#### Provided data

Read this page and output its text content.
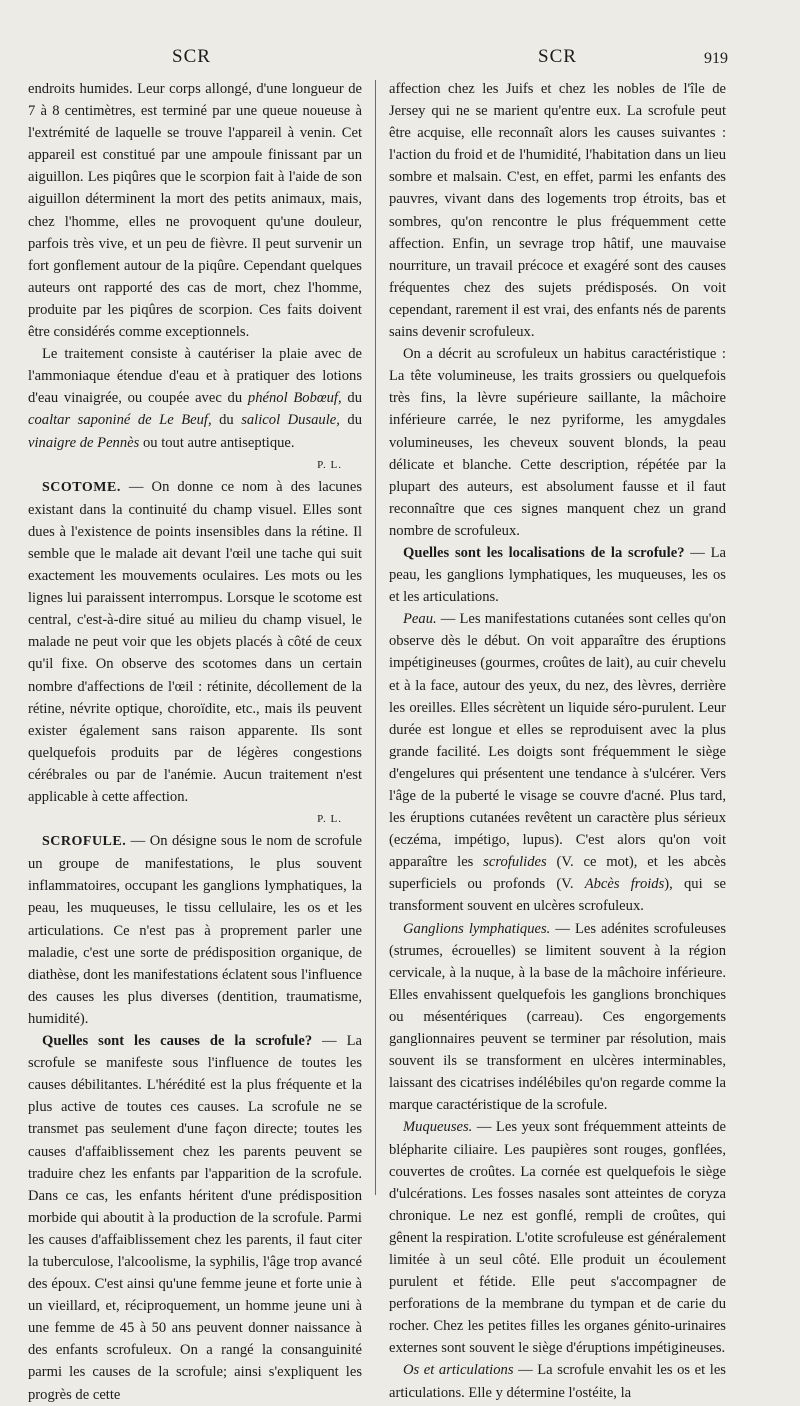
SCR	SCR	919

endroits humides. Leur corps allongé, d'une longueur de 7 à 8 centimètres, est terminé par une queue noueuse à l'extrémité de laquelle se trouve l'appareil à venin. Cet appareil est constitué par une ampoule finissant par un aiguillon. Les piqûres que le scorpion fait à l'aide de son aiguillon déterminent la mort des petits animaux, mais, chez l'homme, elles ne provoquent qu'une douleur, parfois très vive, et un peu de fièvre. Il peut survenir un fort gonflement autour de la piqûre. Cependant quelques auteurs ont rapporté des cas de mort, chez l'homme, produite par les piqûres de scorpion. Ces faits doivent être considérés comme exceptionnels.

Le traitement consiste à cautériser la plaie avec de l'ammoniaque étendue d'eau et à pratiquer des lotions d'eau vinaigrée, ou coupée avec du phénol Bobœuf, du coaltar saponiné de Le Beuf, du salicol Dusaule, du vinaigre de Pennès ou tout autre antiseptique.

P. L.

SCOTOME. — On donne ce nom à des lacunes existant dans la continuité du champ visuel. Elles sont dues à l'existence de points insensibles dans la rétine. Il semble que le malade ait devant l'œil une tache qui suit exactement les mouvements oculaires. Les mots ou les lignes lui paraissent interrompus. Lorsque le scotome est central, c'est-à-dire situé au milieu du champ visuel, le malade ne peut voir que les objets placés à côté de ceux qu'il fixe. On observe des scotomes dans un certain nombre d'affections de l'œil : rétinite, décollement de la rétine, névrite optique, choroïdite, etc., mais ils peuvent exister également sans raison apparente. Ils sont quelquefois produits par de légères congestions cérébrales ou par de l'anémie. Aucun traitement n'est applicable à cette affection.

P. L.

SCROFULE. — On désigne sous le nom de scrofule un groupe de manifestations, le plus souvent inflammatoires, occupant les ganglions lymphatiques, la peau, les muqueuses, le tissu cellulaire, les os et les articulations. Ce n'est pas à proprement parler une maladie, c'est une sorte de prédisposition organique, de diathèse, dont les manifestations éclatent sous l'influence des causes les plus diverses (dentition, traumatisme, humidité).

Quelles sont les causes de la scrofule? — La scrofule se manifeste sous l'influence de toutes les causes débilitantes. L'hérédité est la plus fréquente et la plus active de toutes ces causes. La scrofule ne se transmet pas seulement d'une façon directe; toutes les causes d'affaiblissement chez les parents peuvent se traduire chez les enfants par l'apparition de la scrofule. Dans ce cas, les enfants héritent d'une prédisposition morbide qui aboutit à la production de la scrofule. Parmi les causes d'affaiblissement chez les parents, il faut citer la tuberculose, l'alcoolisme, la syphilis, l'âge trop avancé des époux. C'est ainsi qu'une femme jeune et forte unie à un vieillard, et, réciproquement, un homme jeune uni à une femme de 45 à 50 ans peuvent donner naissance à des enfants scrofuleux. On a rangé la consanguinité parmi les causes de la scrofule; ainsi s'expliquent les progrès de cette

affection chez les Juifs et chez les nobles de l'île de Jersey qui ne se marient qu'entre eux. La scrofule peut être acquise, elle reconnaît alors les causes suivantes : l'action du froid et de l'humidité, l'habitation dans un lieu sombre et malsain. C'est, en effet, parmi les enfants des pauvres, vivant dans des logements trop étroits, bas et sombres, qu'on rencontre le plus fréquemment cette affection. Enfin, un sevrage trop hâtif, une mauvaise nourriture, un travail précoce et exagéré sont des causes fréquentes chez des sujets prédisposés. On voit cependant, rarement il est vrai, des enfants nés de parents sains devenir scrofuleux.

On a décrit au scrofuleux un habitus caractéristique : La tête volumineuse, les traits grossiers ou quelquefois très fins, la lèvre supérieure saillante, la mâchoire inférieure carrée, le nez pyriforme, les amygdales volumineuses, les cheveux souvent blonds, la peau délicate et blanche. Cette description, répétée par la plupart des auteurs, est absolument fausse et il faut reconnaître que ces signes manquent chez un grand nombre de scrofuleux.

Quelles sont les localisations de la scrofule? — La peau, les ganglions lymphatiques, les muqueuses, les os et les articulations.

Peau. — Les manifestations cutanées sont celles qu'on observe dès le début. On voit apparaître des éruptions impétigineuses (gourmes, croûtes de lait), au cuir chevelu et à la face, autour des yeux, du nez, des lèvres, derrière les oreilles. Elles sécrètent un liquide séro-purulent. Leur durée est longue et elles se reproduisent avec la plus grande facilité. Les doigts sont fréquemment le siège d'engelures qui présentent une tendance à s'ulcérer. Vers l'âge de la puberté le visage se couvre d'acné. Plus tard, les éruptions cutanées revêtent un caractère plus sérieux (eczéma, impétigo, lupus). C'est alors qu'on voit apparaître les scrofulides (V. ce mot), et les abcès superficiels ou profonds (V. Abcès froids), qui se transforment souvent en ulcères scrofuleux.

Ganglions lymphatiques. — Les adénites scrofuleuses (strumes, écrouelles) se limitent souvent à la région cervicale, à la nuque, à la base de la mâchoire inférieure. Elles envahissent quelquefois les ganglions bronchiques ou mésentériques (carreau). Ces engorgements ganglionnaires peuvent se terminer par résolution, mais souvent ils se transforment en ulcères interminables, laissant des cicatrises indélébiles qu'on regarde comme la marque caractéristique de la scrofule.

Muqueuses. — Les yeux sont fréquemment atteints de blépharite ciliaire. Les paupières sont rouges, gonflées, couvertes de croûtes. La cornée est quelquefois le siège d'ulcérations. Les fosses nasales sont atteintes de coryza chronique. Le nez est gonflé, rempli de croûtes, qui gênent la respiration. L'otite scrofuleuse est généralement limitée à un seul côté. Elle produit un écoulement purulent et fétide. Elle peut s'accompagner de perforations de la membrane du tympan et de carie du rocher. Chez les petites filles les organes génito-urinaires externes sont souvent le siège d'éruptions impétigineuses.

Os et articulations — La scrofule envahit les os et les articulations. Elle y détermine l'ostéite, la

########

Pull out all lines from the listing that contain the string "yeux".

- Final answer -
Peau. — Les manifestations cutanées sont celles qu'on observe dès le début. On voit apparaître des éruptions impétigineuses (gourmes, croûtes de lait), au cuir chevelu et à la face, autour des yeux, du nez, des lèvres, derrière les oreilles. Elles sécrètent un liquide séro-purulent. Leur durée est longue et elles se reproduisent avec la plus grande facilité. Les doigts sont fréquemment le siège d'engelures qui présentent une tendance à s'ulcérer. Vers l'âge de la puberté le visage se couvre d'acné. Plus tard, les éruptions cutanées revêtent un caractère plus sérieux (eczéma, impétigo, lupus). C'est alors qu'on voit apparaître les scrofulides (V. ce mot), et les abcès superficiels ou profonds (V. Abcès froids), qui se transforment souvent en ulcères scrofuleux.
Muqueuses. — Les yeux sont fréquemment atteints de blépharite ciliaire. Les paupières sont rouges, gonflées, couvertes de croûtes. La cornée est quelquefois le siège d'ulcérations. Les fosses nasales sont atteintes de coryza chronique. Le nez est gonflé, rempli de croûtes, qui gênent la respiration. L'otite scrofuleuse est généralement limitée à un seul côté. Elle produit un écoulement purulent et fétide. Elle peut s'accompagner de perforations de la membrane du tympan et de carie du rocher. Chez les petites filles les organes génito-urinaires externes sont souvent le siège d'éruptions impétigineuses.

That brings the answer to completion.